■ TASK TO COMPLETE ■
Leave out any pictures and transcribe all other data below exactly.

■ MATERIAL FOR THIS TASK ■
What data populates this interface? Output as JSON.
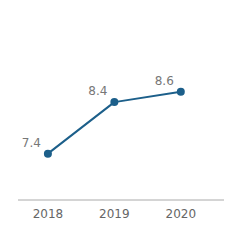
{
  "chart_data": {
    "type": "line",
    "x": [
      2018,
      2019,
      2020
    ],
    "values": [
      7.4,
      8.4,
      8.6
    ],
    "color": "#1c5f8a",
    "marker": "circle",
    "xlim": [
      2017.55,
      2020.65
    ],
    "xticks": [
      2018,
      2019,
      2020
    ],
    "ylim": [
      6.5,
      9.8
    ],
    "data_labels": true,
    "tick_labels": "x",
    "grid": false
  }
}
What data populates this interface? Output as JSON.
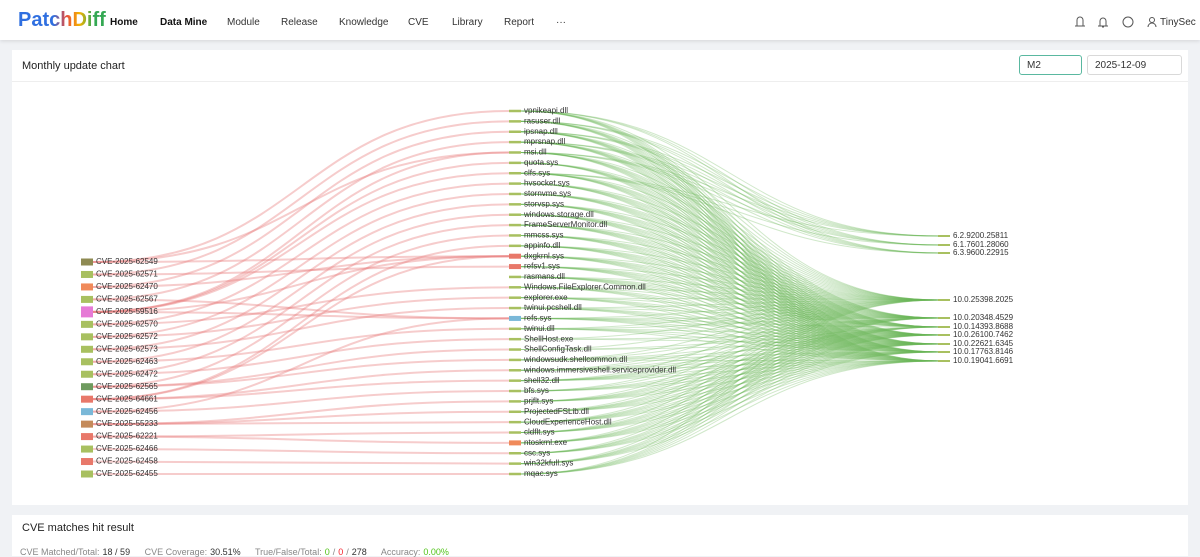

■ ANSWER TO THE TASK ■
What data populates this interface? Output as JSON.
{
  "chart_data": {
    "type": "line",
    "x": [
      2018,
      2019,
      2020
    ],
    "values": [
      7.4,
      8.4,
      8.6
    ],
    "color": "#1c5f8a",
    "marker": "circle",
    "xlim": [
      2017.55,
      2020.65
    ],
    "xticks": [
      2018,
      2019,
      2020
    ],
    "ylim": [
      6.5,
      9.8
    ],
    "data_labels": true,
    "tick_labels": "x",
    "grid": false
  }
}
What data populates this interface? Output as JSON.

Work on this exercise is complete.